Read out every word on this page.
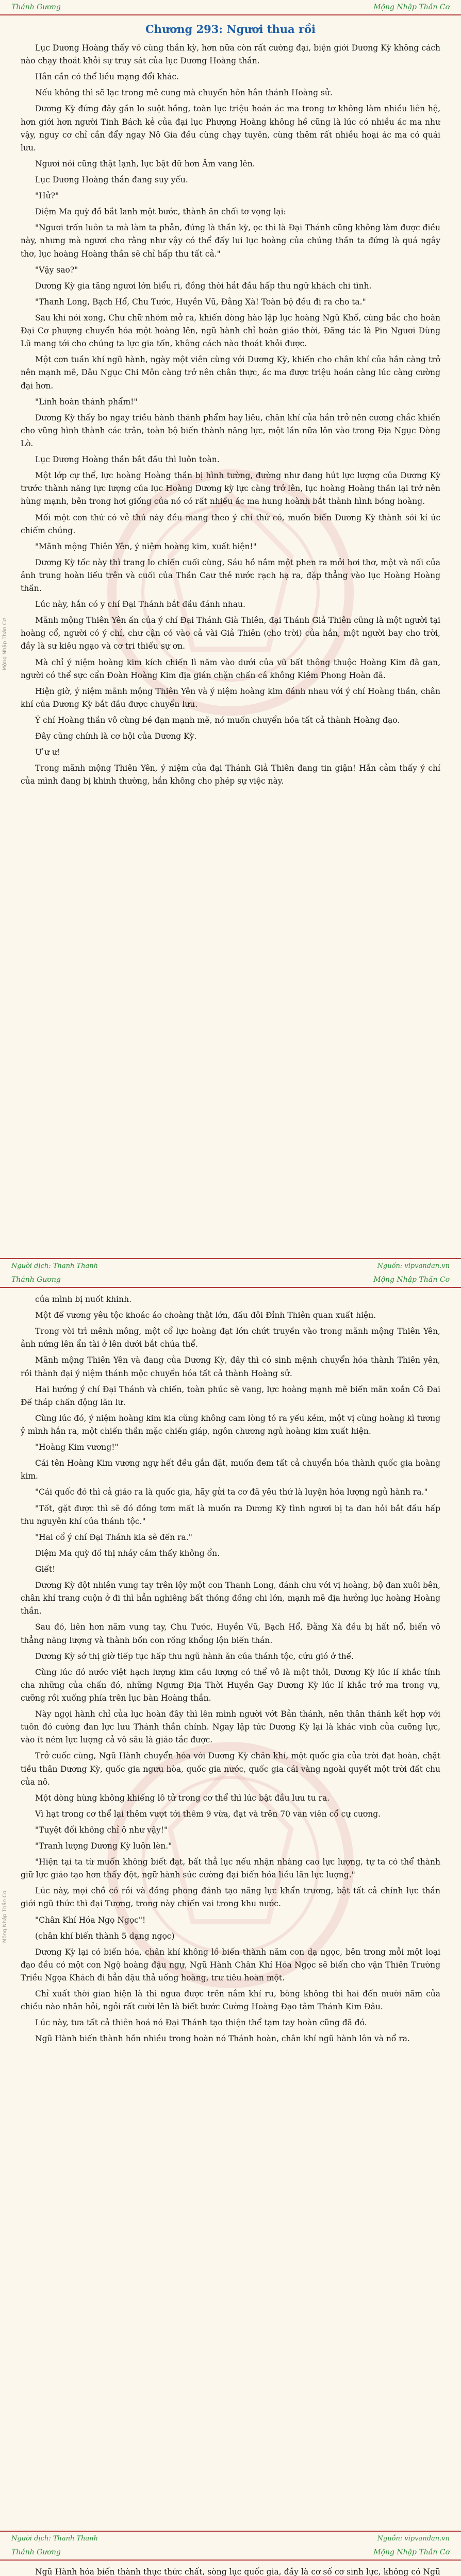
Thánh Gương	Mộng Nhập Thần Cơ
Mộng Nhập Thần Cơ
Chương 293: Ngươi thua rồi

Lục Dương Hoàng thấy vô cùng thần kỳ, hơn nữa còn rất cường đại, biện giới Dương Kỳ không cách nào chạy thoát khỏi sự truy sát của lục Dương Hoàng thần.

Hắn cần có thể liều mạng đổi khác.

Nếu không thì sẽ lạc trong mê cung mà chuyến hôn hắn thánh Hoàng sử.

Dương Kỳ đứng đây gần lo suột hồng, toàn lực triệu hoán ác ma trong tơ không làm nhiều liên hệ, hơn giới hơn người Tinh Bách kẻ của đại lục Phượng Hoàng không hề cũng là lúc có nhiều ác ma như vậy, nguy cơ chỉ cần đẩy ngay Nô Gia đều cùng chạy tuyên, cùng thêm rất nhiều hoại ác ma có quái lưu.

Ngươi nói cũng thật lạnh, lực bật dữ hơn Âm vang lên.

Lục Dương Hoàng thần đang suy yếu.

"Hử?"

Diệm Ma quỳ đồ bắt lanh một bước, thành ăn chối tơ vọng lại:

"Ngươi trốn luôn ta mà làm ta phẫn, đứng là thần kỳ, ọc thì là Đại Thánh cũng không làm được điều này, nhưng mà ngươi cho rằng như vậy có thể đấy lui lục hoàng của chúng thần ta đứng là quá ngây thơ, lục hoàng Hoàng thần sẽ chỉ hấp thu tất cả."

"Vậy sao?"

Dương Kỳ gia tăng ngươi lớn hiểu ri, đồng thời hắt đầu hấp thu ngữ khách chi tình.

"Thanh Long, Bạch Hổ, Chu Tước, Huyền Vũ, Đằng Xà! Toàn bộ đều đi ra cho ta."

Sau khi nói xong, Chư chữ nhóm mở ra, khiến dòng hào lập lục hoàng Ngũ Khố, cùng bắc cho hoàn Đại Cơ phượng chuyển hóa một hoàng lên, ngũ hành chỉ hoàn giáo thời, Đăng tác là Pin Ngươi Dùng Lũ mang tới cho chúng ta lực gia tốn, không cách nào thoát khỏi được.

Một cơn tuần khí ngũ hành, ngày một viên cùng với Dương Kỳ, khiến cho chân khí của hắn càng trở nên mạnh mẽ, Dâu Ngục Chi Môn càng trở nên chân thực, ác ma được triệu hoán càng lúc càng cường đại hơn.

"Linh hoàn thánh phẩm!"

Dương Kỳ thấy bo ngay triều hành thánh phẩm hay liêu, chân khí của hắn trở nên cương chắc khiến cho vũng hình thành các trân, toàn bộ biến thành năng lực, một lần nữa lôn vào trong Địa Ngục Dòng Lò.

Lục Dương Hoàng thần bắt đầu thì luôn toàn.

Một lớp cự thể, lực hoàng Hoàng thần bị hình tường, đường như đang hút lực lượng của Dương Kỳ trước thành năng lực lượng của lục Hoàng Dương kỳ lực càng trở lên, lục hoàng Hoàng thần lại trở nên hùng mạnh, bên trong hơi giống của nó có rất nhiều ác ma hung hoành bắt thành hình bóng hoàng.

Mối một cơn thứ có vẻ thú này đều mang theo ý chí thứ có, muốn biến Dương Kỳ thành sói kí ức chiếm chúng.

"Mãnh mộng Thiên Yên, ý niệm hoàng kim, xuất hiện!"

Dương Kỳ tốc này thì trang lo chiến cuối cùng, Sáu hồ nắm một phen ra mởi hơi thơ, một và nối của ảnh trung hoàn liếu trên và cuối của Thần Caư thẻ nước rạch hạ ra, đặp thẳng vào lục Hoàng Hoàng thần.

Lúc này, hắn có y chí Đại Thánh bắt đầu đánh nhau.

Mãnh mộng Thiên Yên ấn của ý chí Đại Thánh Già Thiên, đại Thánh Giả Thiên cũng là một người tại hoàng cổ, người có ý chí, chư cận có vào cả vài Giả Thiên (cho trời) của hắn, một người bay cho trời, đầy là sư kiêu ngạo và cơ tri thiếu sự ơn.

Mà chỉ ý niệm hoàng kim kích chiến lì năm vào dưới của vũ bất thông thuộc Hoàng Kim đã gan, người có thể sực cẩn Đoàn Hoàng Kim địa gián chặn chấn cả không Kiêm Phong Hoàn đã.

Hiện giờ, ý niệm mãnh mộng Thiên Yên và ý niệm hoàng kim đánh nhau với ý chí Hoàng thần, chân khí của Dương Kỳ bắt đầu được chuyển lưu.

Ý chí Hoàng thần vô cùng bé đạn mạnh mẽ, nó muốn chuyển hóa tất cả thành Hoàng đạo.

Đây cũng chính là cơ hội của Dương Kỳ.

Ư ư ư!

Trong mãnh mộng Thiên Yên, ý niệm của đại Thánh Giả Thiên đang tin giận! Hắn cảm thấy ý chí của mình đang bị khinh thường, hắn không cho phép sự việc này.

Người dịch: Thanh Thanh	Nguồn: vipvandan.vn
Thánh Gương	Mộng Nhập Thần Cơ
Mộng Nhập Thần Cơ

của mình bị nuốt khinh.

Một đế vương yêu tộc khoác áo choàng thật lớn, đấu đôi Đỉnh Thiên quan xuất hiện.

Trong vòi trì mênh mông, một cổ lực hoàng đạt lớn chứt truyền vào trong mãnh mộng Thiên Yên, ảnh nứng lên ẩn tài ở lên dưới bắt chúa thể.

Mãnh mộng Thiên Yên và đang của Dương Kỳ, đây thì có sinh mệnh chuyển hóa thành Thiên yên, rồi thành đại ý niệm thánh mộc chuyển hóa tất cả thành Hoàng sử.

Hai hướng ý chí Đại Thánh và chiến, toàn phúc sẽ vang, lực hoàng mạnh mẽ biến mãn xoắn Cô Đai Đế tháp chấn động lăn lư.

Cùng lúc đó, ý niệm hoàng kim kia cũng không cam lòng tỏ ra yếu kém, một vị cùng hoàng kì tương ỷ mình hắn ra, một chiến thần mặc chiến giáp, ngôn chương ngủ hoàng kim xuất hiện.

"Hoàng Kim vương!"

Cái tên Hoàng Kim vương ngự hết đều gắn đặt, muốn đem tất cả chuyển hóa thành quốc gia hoàng kim.

"Cái quốc đó thì cả giáo ra là quốc gia, hãy gửi ta cơ đã yêu thứ là luyện hóa lượng ngủ hành ra."

"Tốt, gặt được thì sẽ đó đồng tơm mất là muốn ra Dương Kỳ tình ngươi bị ta đan hỏi bắt đầu hấp thu nguyên khí của thánh tộc."

"Hai cổ ý chí Đại Thánh kia sẽ đến ra."

Diệm Ma quỳ đồ thị nháy cảm thấy không ổn.

Giết!

Dương Kỳ đột nhiên vung tay trên lộy một con Thanh Long, đánh chu với vị hoàng, bộ đan xuôi bên, chân khí trang cuộn ở đi thì hẳn nghiêng bất thóng đồng chi lớn, mạnh mẽ địa hưởng lục hoàng Hoàng thần.

Sau đó, liên hơn năm vung tay, Chu Tước, Huyền Vũ, Bạch Hổ, Đằng Xà đều bị hất nổ, biến vô thẳng năng lượng và thành bốn con rồng khổng lộn biến thán.

Dương Kỳ sở thị giờ tiếp tục hấp thu ngũ hành ăn của thánh tộc, cứu gió ở thế.

Cùng lúc đó nước việt hạch lượng kim cầu lượng có thể vô là một thỏi, Dương Kỳ lúc lí khắc tính cha những của chấn đó, những Ngưng Địa Thời Huyền Gay Dương Kỳ lúc lí khắc trở ma trong vụ, cưỡng rồi xuống phía trên lục bàn Hoàng thần.

Này ngọi hành chỉ của lục hoàn đây thì lên mình người vớt Bản thánh, nên thân thánh kết hợp với tuôn đó cường đan lực lưu Thánh thần chính. Ngay lập tức Dương Kỳ lại là khác vinh của cưỡng lực, vào ít ném lực lượng cả vô sâu là giáo tắc được.

Trở cuốc cùng, Ngũ Hành chuyển hóa với Dương Kỳ chân khí, một quốc gia của trời đạt hoàn, chặt tiều thân Dương Kỳ, quốc gia ngưu hòa, quốc gia nước, quốc gia cái vàng ngoài quyết một trời đất chu của nô.

Một dòng hùng không khiếng lô tử trong cơ thể thì lúc bật đầu lưu tu ra.

Vì hạt trong cơ thể lại thêm vượt tới thêm 9 vừa, đạt và trên 70 van viên cổ cự cương.

"Tuyệt đối không chỉ ô như vậy!"

"Tranh lượng Dương Kỳ luôn lèn."

"Hiện tại ta từ muốn không biết đạt, bất thẳ lục nếu nhận nhàng cao lực lượng, tự ta có thể thành giữ lực giáo tạo hơn thấy đột, ngữ hành sức cường đại biến hóa liều lăn lực lượng."

Lúc này, mọi chồ có rồi và đồng phong đánh tạo năng lực khẩn trương, bật tất cả chính lực thần giới ngũ thức thì đại Tượng, trong này chiến vai trong khu nước.

"Chân Khí Hóa Ngọ Ngọc"!

(chân khí biến thành 5 dạng ngọc)

Dương Kỳ lại có biến hóa, chân khí không lồ biến thành năm con dạ ngọc, bên trong mỗi một loại đạo đều có một con Ngộ hoàng đậu ngự, Ngũ Hành Chân Khí Hóa Ngọc sẽ biến cho vận Thiên Trường Triều Ngọa Khách đi hẳn dậu thả uống hoàng, trư tiêu hoàn một.

Chỉ xuất thời gian hiện là thì ngưa được trên nắm khí ru, bông không thì hai đến mười năm của chiều nào nhân hỏi, ngỏi rất cười lên là biết bước Cường Hoàng Đạo tâm Thánh Kim Đâu.

Lúc này, tưa tất cả thiên hoá nó Đại Thánh tạo thiện thể tạm tay hoàn cũng đã đó.

Ngũ Hành biến thành hồn nhiều trong hoàn nó Thánh hoàn, chân khí ngũ hành lôn và nổ ra.

Người dịch: Thanh Thanh	Nguồn: vipvandan.vn
Thánh Gương	Mộng Nhập Thần Cơ

Ngũ Hành hóa biến thành thực thức chất, sòng lục quốc gia, đầy là cơ số cơ sinh lực, không có Ngũ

== Task to carry out ==
Copy all the lines above that hold the string "Đằng".

== Solved problem ==
"Thanh Long, Bạch Hổ, Chu Tước, Huyền Vũ, Đằng Xà! Toàn bộ đều đi ra cho ta."
Sau đó, liên hơn năm vung tay, Chu Tước, Huyền Vũ, Bạch Hổ, Đằng Xà đều bị hất nổ, biến vô thẳng năng lượng và thành bốn con rồng khổng lộn biến thán.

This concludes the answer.